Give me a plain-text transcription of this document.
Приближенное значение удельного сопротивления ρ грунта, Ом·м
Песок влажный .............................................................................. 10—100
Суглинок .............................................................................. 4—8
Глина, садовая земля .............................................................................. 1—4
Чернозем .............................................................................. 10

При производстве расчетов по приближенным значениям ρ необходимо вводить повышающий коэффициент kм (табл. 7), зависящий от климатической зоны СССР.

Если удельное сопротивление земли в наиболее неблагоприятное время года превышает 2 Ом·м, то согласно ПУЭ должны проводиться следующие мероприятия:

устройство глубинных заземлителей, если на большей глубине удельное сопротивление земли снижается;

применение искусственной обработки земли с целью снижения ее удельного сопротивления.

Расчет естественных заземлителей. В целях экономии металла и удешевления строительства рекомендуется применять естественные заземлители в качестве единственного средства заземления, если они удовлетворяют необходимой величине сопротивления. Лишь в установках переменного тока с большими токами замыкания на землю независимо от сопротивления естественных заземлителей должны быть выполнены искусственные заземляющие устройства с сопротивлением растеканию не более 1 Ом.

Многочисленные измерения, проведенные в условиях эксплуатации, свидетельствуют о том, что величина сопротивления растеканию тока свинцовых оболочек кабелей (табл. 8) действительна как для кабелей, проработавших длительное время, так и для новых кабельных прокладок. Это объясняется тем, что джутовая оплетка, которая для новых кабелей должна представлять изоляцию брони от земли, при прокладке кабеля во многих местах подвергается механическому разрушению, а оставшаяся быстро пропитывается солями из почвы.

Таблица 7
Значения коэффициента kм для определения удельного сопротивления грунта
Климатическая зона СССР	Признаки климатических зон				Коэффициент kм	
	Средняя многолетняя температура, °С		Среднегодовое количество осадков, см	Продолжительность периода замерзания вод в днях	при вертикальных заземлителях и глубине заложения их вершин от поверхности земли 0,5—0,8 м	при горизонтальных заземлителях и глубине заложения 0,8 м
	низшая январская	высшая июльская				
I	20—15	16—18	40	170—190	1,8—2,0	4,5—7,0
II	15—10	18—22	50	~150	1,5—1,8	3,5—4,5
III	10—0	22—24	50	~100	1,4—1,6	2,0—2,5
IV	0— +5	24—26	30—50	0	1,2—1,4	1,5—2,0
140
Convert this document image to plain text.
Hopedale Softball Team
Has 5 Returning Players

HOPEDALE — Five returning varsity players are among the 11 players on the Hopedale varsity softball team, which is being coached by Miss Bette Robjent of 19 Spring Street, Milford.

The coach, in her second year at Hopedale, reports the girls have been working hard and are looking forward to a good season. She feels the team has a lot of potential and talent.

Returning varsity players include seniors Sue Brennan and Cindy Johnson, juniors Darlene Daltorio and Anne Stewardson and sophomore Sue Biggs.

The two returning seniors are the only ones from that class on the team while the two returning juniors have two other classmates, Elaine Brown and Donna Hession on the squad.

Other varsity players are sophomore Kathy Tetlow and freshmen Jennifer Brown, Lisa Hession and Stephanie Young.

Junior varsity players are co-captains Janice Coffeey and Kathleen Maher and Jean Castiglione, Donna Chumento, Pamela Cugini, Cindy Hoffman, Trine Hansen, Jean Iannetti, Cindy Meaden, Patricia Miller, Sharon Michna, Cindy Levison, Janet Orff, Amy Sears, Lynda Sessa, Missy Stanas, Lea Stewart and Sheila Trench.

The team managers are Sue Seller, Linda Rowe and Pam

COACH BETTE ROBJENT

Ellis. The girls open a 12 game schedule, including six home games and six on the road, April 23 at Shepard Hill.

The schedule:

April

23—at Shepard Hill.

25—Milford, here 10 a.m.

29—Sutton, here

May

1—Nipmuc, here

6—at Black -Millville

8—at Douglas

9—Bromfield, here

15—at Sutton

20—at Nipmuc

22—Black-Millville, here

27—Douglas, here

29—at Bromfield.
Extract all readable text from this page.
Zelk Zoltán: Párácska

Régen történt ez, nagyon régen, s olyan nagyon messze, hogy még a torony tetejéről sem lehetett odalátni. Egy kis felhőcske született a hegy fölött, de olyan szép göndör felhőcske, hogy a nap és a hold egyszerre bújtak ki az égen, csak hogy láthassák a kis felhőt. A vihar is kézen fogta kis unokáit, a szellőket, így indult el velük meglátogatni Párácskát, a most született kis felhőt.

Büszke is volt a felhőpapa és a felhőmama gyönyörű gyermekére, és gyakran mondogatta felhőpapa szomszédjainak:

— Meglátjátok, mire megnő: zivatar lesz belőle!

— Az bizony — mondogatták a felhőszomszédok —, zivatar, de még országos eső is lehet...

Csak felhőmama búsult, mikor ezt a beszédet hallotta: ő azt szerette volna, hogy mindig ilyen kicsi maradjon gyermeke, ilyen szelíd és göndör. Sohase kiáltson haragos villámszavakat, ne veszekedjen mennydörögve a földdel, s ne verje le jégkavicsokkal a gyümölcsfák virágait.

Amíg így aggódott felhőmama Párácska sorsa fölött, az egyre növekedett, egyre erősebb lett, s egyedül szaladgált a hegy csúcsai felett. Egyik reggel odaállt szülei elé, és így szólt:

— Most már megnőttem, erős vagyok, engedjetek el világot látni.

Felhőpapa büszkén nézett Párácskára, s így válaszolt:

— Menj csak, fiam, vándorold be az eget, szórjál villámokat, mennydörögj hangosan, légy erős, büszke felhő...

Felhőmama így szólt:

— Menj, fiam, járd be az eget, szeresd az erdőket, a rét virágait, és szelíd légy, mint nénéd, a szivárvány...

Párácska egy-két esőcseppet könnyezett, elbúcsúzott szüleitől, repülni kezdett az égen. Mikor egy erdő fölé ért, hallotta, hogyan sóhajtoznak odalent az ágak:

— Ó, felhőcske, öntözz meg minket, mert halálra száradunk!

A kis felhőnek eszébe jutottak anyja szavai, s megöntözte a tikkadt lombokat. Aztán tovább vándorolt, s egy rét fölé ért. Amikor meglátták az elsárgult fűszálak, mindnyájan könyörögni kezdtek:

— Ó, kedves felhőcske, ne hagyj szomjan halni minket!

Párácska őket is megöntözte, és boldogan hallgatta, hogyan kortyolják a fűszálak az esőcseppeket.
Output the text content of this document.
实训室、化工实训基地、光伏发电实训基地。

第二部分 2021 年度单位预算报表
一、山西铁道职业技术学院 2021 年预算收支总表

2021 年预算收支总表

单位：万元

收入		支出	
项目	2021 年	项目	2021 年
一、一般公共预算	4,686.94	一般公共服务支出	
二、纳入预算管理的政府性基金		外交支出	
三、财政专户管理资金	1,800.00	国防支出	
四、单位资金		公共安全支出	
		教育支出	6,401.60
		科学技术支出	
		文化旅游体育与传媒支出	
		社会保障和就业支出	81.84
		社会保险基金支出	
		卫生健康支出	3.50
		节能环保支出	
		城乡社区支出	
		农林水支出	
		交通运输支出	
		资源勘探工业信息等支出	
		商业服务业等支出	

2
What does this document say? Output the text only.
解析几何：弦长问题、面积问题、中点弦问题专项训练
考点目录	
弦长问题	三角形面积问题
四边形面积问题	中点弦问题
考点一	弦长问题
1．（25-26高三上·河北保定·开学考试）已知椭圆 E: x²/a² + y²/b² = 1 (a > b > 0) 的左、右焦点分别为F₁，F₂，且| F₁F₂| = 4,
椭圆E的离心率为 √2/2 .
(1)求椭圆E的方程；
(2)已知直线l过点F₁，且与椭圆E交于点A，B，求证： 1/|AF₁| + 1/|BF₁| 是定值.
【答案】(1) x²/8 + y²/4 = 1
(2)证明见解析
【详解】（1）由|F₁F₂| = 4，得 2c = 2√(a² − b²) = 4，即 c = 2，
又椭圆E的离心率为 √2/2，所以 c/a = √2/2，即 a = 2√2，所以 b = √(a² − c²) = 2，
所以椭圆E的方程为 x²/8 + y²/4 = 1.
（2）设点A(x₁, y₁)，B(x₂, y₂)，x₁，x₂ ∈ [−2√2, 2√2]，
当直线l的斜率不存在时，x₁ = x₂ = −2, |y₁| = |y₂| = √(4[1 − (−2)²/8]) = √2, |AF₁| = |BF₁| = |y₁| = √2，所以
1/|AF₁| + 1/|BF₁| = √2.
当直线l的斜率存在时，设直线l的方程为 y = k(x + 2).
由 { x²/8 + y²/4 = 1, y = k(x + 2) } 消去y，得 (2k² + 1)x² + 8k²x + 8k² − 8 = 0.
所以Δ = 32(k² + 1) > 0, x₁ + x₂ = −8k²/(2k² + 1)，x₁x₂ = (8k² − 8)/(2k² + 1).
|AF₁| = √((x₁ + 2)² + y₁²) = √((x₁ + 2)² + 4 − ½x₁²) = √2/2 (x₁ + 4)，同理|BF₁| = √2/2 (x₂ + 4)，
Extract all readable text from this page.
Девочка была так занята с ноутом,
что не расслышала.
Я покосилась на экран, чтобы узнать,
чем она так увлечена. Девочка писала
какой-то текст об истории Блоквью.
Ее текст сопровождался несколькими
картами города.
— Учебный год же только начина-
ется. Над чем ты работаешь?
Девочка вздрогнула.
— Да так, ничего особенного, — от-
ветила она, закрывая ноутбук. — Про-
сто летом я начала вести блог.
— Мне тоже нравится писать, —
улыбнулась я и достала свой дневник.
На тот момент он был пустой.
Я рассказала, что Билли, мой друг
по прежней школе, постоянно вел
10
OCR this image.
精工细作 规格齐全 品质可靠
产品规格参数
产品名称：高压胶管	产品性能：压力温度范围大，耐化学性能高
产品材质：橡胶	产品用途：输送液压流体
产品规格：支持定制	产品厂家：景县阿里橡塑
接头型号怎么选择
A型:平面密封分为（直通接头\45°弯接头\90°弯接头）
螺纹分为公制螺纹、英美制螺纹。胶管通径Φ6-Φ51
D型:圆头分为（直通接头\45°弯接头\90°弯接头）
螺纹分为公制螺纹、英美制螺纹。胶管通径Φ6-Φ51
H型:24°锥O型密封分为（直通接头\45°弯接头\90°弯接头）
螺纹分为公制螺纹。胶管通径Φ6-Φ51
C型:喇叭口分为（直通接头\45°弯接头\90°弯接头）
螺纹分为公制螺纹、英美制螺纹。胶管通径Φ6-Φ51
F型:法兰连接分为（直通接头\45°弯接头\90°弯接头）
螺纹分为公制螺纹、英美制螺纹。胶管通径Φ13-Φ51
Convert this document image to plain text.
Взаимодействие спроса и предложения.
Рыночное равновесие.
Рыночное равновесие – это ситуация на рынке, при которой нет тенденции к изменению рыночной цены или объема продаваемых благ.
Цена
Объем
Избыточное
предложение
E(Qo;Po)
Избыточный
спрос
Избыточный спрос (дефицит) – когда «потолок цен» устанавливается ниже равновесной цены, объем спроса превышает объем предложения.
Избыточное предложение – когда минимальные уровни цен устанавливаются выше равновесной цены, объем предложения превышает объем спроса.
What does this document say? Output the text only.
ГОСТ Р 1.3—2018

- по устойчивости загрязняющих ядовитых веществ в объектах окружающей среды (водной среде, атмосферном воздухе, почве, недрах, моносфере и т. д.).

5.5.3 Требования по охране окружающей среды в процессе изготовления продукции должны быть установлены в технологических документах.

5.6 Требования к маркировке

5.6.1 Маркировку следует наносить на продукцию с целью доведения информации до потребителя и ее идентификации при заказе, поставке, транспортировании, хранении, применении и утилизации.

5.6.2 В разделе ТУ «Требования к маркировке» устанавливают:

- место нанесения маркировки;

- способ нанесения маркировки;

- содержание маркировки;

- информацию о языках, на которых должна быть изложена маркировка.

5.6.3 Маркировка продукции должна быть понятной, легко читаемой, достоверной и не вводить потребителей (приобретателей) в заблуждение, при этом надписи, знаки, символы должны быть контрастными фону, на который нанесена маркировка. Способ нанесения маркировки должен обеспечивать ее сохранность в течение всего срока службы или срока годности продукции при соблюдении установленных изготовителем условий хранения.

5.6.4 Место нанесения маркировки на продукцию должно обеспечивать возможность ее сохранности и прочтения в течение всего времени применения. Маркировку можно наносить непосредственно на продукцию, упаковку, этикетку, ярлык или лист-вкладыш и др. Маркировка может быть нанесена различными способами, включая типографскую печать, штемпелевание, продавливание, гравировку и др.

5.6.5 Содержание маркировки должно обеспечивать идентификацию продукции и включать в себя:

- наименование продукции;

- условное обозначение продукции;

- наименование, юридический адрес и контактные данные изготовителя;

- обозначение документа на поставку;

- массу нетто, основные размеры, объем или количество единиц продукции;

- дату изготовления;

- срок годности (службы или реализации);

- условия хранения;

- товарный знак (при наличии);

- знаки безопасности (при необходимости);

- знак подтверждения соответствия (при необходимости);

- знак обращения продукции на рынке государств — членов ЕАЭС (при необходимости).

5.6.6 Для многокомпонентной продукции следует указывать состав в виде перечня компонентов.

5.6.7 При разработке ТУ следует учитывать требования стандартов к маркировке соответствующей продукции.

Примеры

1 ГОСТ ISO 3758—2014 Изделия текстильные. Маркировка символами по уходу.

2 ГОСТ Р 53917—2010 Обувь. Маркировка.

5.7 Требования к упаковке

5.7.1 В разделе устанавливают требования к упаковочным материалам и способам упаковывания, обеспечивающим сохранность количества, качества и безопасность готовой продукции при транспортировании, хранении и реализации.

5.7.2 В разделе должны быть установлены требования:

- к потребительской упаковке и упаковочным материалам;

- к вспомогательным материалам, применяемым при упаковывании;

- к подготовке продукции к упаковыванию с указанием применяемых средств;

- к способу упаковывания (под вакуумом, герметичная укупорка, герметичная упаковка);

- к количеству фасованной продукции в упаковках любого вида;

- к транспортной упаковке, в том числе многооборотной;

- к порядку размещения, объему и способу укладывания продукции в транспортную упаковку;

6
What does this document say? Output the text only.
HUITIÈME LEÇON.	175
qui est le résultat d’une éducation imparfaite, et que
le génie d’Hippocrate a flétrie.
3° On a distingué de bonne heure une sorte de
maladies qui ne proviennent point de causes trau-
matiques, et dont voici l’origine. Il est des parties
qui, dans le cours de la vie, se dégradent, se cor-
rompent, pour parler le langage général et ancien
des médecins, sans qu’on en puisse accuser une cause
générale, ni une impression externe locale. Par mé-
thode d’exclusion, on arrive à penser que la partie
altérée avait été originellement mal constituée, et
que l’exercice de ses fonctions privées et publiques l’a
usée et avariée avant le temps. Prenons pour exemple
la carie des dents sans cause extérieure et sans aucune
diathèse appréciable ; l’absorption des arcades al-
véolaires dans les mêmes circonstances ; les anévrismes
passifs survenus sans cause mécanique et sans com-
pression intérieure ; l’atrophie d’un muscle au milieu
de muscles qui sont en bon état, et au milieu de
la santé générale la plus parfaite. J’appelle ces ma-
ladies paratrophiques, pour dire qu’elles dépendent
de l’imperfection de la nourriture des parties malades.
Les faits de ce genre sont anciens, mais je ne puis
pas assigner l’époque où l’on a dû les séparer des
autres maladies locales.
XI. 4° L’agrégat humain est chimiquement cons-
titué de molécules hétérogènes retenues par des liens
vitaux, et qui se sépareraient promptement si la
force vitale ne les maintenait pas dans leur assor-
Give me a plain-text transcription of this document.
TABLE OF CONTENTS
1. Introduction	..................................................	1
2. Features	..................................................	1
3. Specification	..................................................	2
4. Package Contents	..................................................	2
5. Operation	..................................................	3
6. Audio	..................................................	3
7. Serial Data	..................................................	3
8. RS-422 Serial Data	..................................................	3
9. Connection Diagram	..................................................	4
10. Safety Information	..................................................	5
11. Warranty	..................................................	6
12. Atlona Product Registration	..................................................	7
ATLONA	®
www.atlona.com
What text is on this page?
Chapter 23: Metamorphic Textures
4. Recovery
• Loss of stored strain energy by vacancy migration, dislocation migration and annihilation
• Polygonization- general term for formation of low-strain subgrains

BRIEF: Report how many lines of the listing hold the word "Milford", with nothing but the number.

RESULT OF THIS TASK: 2